■ Input

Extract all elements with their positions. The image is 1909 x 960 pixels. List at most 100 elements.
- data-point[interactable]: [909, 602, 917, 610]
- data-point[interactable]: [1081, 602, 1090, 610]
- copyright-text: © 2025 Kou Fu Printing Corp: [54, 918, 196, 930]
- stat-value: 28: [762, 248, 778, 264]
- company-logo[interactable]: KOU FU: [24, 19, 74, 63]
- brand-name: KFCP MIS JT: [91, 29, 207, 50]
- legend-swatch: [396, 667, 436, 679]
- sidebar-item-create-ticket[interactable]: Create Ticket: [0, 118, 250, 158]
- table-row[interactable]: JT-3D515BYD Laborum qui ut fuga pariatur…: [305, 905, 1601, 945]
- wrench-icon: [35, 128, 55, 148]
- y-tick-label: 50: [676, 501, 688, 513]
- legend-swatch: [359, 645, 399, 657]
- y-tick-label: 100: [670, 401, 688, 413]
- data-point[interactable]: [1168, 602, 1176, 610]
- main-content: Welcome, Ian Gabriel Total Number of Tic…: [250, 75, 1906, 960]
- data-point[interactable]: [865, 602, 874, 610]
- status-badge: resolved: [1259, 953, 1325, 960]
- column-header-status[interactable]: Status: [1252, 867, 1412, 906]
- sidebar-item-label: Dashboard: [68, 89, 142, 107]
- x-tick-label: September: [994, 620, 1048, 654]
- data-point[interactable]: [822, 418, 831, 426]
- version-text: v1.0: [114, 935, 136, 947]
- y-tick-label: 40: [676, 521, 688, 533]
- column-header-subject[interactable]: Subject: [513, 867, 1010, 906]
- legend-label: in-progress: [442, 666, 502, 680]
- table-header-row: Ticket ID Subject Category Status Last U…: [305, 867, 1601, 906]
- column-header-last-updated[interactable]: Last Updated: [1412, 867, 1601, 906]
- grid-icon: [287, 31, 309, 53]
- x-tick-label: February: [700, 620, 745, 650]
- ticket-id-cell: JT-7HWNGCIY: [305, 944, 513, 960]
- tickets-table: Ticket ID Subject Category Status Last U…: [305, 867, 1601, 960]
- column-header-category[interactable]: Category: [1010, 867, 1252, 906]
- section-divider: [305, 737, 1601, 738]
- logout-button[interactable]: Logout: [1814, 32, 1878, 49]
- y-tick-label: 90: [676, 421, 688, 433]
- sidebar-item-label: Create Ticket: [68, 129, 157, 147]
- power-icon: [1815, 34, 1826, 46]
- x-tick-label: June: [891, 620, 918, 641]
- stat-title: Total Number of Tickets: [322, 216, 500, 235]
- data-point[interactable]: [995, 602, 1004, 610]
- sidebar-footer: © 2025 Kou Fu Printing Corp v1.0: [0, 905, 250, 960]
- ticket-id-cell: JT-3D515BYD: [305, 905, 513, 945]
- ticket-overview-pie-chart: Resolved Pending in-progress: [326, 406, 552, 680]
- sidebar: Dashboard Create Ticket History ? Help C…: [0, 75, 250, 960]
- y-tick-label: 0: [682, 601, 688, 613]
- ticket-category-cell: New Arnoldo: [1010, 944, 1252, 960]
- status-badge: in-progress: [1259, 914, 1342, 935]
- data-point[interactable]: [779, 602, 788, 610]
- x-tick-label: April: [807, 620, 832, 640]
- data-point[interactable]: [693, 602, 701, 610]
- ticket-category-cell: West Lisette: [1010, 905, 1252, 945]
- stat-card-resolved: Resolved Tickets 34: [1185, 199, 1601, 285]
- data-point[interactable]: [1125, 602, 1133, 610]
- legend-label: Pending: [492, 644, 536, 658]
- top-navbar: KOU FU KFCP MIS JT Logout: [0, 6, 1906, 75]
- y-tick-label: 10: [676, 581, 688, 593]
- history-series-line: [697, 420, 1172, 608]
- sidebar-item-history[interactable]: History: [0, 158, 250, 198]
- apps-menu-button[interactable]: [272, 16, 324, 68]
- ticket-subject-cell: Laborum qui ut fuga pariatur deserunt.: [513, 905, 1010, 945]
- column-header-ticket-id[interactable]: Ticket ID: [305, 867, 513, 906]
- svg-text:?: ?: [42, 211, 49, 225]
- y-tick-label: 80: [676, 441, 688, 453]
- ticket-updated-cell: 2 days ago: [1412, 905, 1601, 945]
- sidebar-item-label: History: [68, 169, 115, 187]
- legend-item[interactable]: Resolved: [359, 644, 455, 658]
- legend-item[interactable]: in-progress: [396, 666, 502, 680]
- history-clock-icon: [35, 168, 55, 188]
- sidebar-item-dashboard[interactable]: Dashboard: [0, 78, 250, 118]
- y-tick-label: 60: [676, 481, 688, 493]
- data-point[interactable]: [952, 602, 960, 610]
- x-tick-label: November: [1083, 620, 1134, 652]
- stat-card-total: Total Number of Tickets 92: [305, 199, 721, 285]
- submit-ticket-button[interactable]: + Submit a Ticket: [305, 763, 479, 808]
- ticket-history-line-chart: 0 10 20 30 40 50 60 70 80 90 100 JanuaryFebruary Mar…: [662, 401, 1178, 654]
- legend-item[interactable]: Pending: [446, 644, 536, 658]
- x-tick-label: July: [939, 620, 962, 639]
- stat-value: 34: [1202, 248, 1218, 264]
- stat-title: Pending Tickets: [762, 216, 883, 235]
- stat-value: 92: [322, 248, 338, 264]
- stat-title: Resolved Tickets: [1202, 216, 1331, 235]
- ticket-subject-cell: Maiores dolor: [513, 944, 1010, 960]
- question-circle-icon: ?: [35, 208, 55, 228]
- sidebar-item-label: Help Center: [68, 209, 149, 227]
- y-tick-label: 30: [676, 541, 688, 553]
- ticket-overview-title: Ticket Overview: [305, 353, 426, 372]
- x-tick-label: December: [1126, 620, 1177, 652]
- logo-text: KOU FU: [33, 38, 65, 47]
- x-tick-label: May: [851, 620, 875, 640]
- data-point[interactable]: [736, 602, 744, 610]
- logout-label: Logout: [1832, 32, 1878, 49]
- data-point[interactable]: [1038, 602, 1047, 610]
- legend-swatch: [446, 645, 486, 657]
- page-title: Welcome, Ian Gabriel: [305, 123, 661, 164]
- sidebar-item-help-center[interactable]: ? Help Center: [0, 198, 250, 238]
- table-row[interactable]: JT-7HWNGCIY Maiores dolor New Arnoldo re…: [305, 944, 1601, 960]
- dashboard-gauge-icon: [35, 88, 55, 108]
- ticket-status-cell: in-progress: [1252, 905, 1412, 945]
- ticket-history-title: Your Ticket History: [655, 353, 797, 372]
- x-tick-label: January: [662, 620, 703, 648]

■ Task to complete
Write out all of the lines above exactly, from first to last.

■ Problem solution
Extract all elements with their positions. The image is 1909 x 960 pixels. List at most 100 elements.
- data-point[interactable]: [909, 602, 917, 610]
- data-point[interactable]: [1081, 602, 1090, 610]
- copyright-text: © 2025 Kou Fu Printing Corp: [54, 918, 196, 930]
- stat-value: 28: [762, 248, 778, 264]
- company-logo[interactable]: KOU FU: [24, 19, 74, 63]
- brand-name: KFCP MIS JT: [91, 29, 207, 50]
- legend-swatch: [396, 667, 436, 679]
- sidebar-item-create-ticket[interactable]: Create Ticket: [0, 118, 250, 158]
- table-row[interactable]: JT-3D515BYD Laborum qui ut fuga pariatur…: [305, 905, 1601, 945]
- wrench-icon: [35, 128, 55, 148]
- y-tick-label: 50: [676, 501, 688, 513]
- legend-swatch: [359, 645, 399, 657]
- y-tick-label: 100: [670, 401, 688, 413]
- data-point[interactable]: [1168, 602, 1176, 610]
- main-content: Welcome, Ian Gabriel Total Number of Tic…: [250, 75, 1906, 960]
- data-point[interactable]: [865, 602, 874, 610]
- status-badge: resolved: [1259, 953, 1325, 960]
- column-header-status[interactable]: Status: [1252, 867, 1412, 906]
- sidebar-item-label: Dashboard: [68, 89, 142, 107]
- x-tick-label: September: [994, 620, 1048, 654]
- data-point[interactable]: [822, 418, 831, 426]
- version-text: v1.0: [114, 935, 136, 947]
- y-tick-label: 40: [676, 521, 688, 533]
- column-header-subject[interactable]: Subject: [513, 867, 1010, 906]
- legend-label: in-progress: [442, 666, 502, 680]
- table-header-row: Ticket ID Subject Category Status Last U…: [305, 867, 1601, 906]
- column-header-last-updated[interactable]: Last Updated: [1412, 867, 1601, 906]
- grid-icon: [287, 31, 309, 53]
- x-tick-label: February: [700, 620, 745, 650]
- ticket-id-cell: JT-7HWNGCIY: [305, 944, 513, 960]
- tickets-table: Ticket ID Subject Category Status Last U…: [305, 867, 1601, 960]
- column-header-category[interactable]: Category: [1010, 867, 1252, 906]
- section-divider: [305, 737, 1601, 738]
- logout-button[interactable]: Logout: [1814, 32, 1878, 49]
- y-tick-label: 90: [676, 421, 688, 433]
- sidebar-item-label: Create Ticket: [68, 129, 157, 147]
- power-icon: [1815, 34, 1826, 46]
- x-tick-label: June: [891, 620, 918, 641]
- stat-title: Total Number of Tickets: [322, 216, 500, 235]
- data-point[interactable]: [995, 602, 1004, 610]
- sidebar-footer: © 2025 Kou Fu Printing Corp v1.0: [0, 905, 250, 960]
- ticket-id-cell: JT-3D515BYD: [305, 905, 513, 945]
- ticket-overview-pie-chart: Resolved Pending in-progress: [326, 406, 552, 680]
- sidebar: Dashboard Create Ticket History ? Help C…: [0, 75, 250, 960]
- y-tick-label: 0: [682, 601, 688, 613]
- ticket-category-cell: New Arnoldo: [1010, 944, 1252, 960]
- status-badge: in-progress: [1259, 914, 1342, 935]
- data-point[interactable]: [779, 602, 788, 610]
- x-tick-label: April: [807, 620, 832, 640]
- data-point[interactable]: [693, 602, 701, 610]
- ticket-category-cell: West Lisette: [1010, 905, 1252, 945]
- stat-card-resolved: Resolved Tickets 34: [1185, 199, 1601, 285]
- data-point[interactable]: [1125, 602, 1133, 610]
- legend-label: Pending: [492, 644, 536, 658]
- top-navbar: KOU FU KFCP MIS JT Logout: [0, 6, 1906, 75]
- y-tick-label: 10: [676, 581, 688, 593]
- history-series-line: [697, 420, 1172, 608]
- sidebar-item-history[interactable]: History: [0, 158, 250, 198]
- apps-menu-button[interactable]: [272, 16, 324, 68]
- ticket-subject-cell: Laborum qui ut fuga pariatur deserunt.: [513, 905, 1010, 945]
- column-header-ticket-id[interactable]: Ticket ID: [305, 867, 513, 906]
- svg-text:?: ?: [42, 211, 49, 225]
- y-tick-label: 80: [676, 441, 688, 453]
- ticket-updated-cell: 2 days ago: [1412, 905, 1601, 945]
- sidebar-item-label: History: [68, 169, 115, 187]
- legend-item[interactable]: Resolved: [359, 644, 455, 658]
- legend-item[interactable]: in-progress: [396, 666, 502, 680]
- history-clock-icon: [35, 168, 55, 188]
- sidebar-item-dashboard[interactable]: Dashboard: [0, 78, 250, 118]
- y-tick-label: 60: [676, 481, 688, 493]
- data-point[interactable]: [952, 602, 960, 610]
- x-tick-label: November: [1083, 620, 1134, 652]
- stat-card-total: Total Number of Tickets 92: [305, 199, 721, 285]
- submit-ticket-button[interactable]: + Submit a Ticket: [305, 763, 479, 808]
- ticket-history-line-chart: 0 10 20 30 40 50 60 70 80 90 100 JanuaryFebruary Mar…: [662, 401, 1178, 654]
- legend-item[interactable]: Pending: [446, 644, 536, 658]
- x-tick-label: July: [939, 620, 962, 639]
- stat-value: 34: [1202, 248, 1218, 264]
- stat-title: Pending Tickets: [762, 216, 883, 235]
- stat-value: 92: [322, 248, 338, 264]
- stat-title: Resolved Tickets: [1202, 216, 1331, 235]
- ticket-subject-cell: Maiores dolor: [513, 944, 1010, 960]
- question-circle-icon: ?: [35, 208, 55, 228]
- sidebar-item-label: Help Center: [68, 209, 149, 227]
- y-tick-label: 30: [676, 541, 688, 553]
- ticket-overview-title: Ticket Overview: [305, 353, 426, 372]
- x-tick-label: December: [1126, 620, 1177, 652]
- logo-text: KOU FU: [33, 38, 65, 47]
- x-tick-label: May: [851, 620, 875, 640]
- data-point[interactable]: [736, 602, 744, 610]
- logout-label: Logout: [1832, 32, 1878, 49]
- data-point[interactable]: [1038, 602, 1047, 610]
- legend-swatch: [446, 645, 486, 657]
- page-title: Welcome, Ian Gabriel: [305, 123, 661, 164]
- sidebar-item-help-center[interactable]: ? Help Center: [0, 198, 250, 238]
- table-row[interactable]: JT-7HWNGCIY Maiores dolor New Arnoldo re…: [305, 944, 1601, 960]
- dashboard-gauge-icon: [35, 88, 55, 108]
- ticket-status-cell: in-progress: [1252, 905, 1412, 945]
- ticket-history-title: Your Ticket History: [655, 353, 797, 372]
- x-tick-label: January: [662, 620, 703, 648]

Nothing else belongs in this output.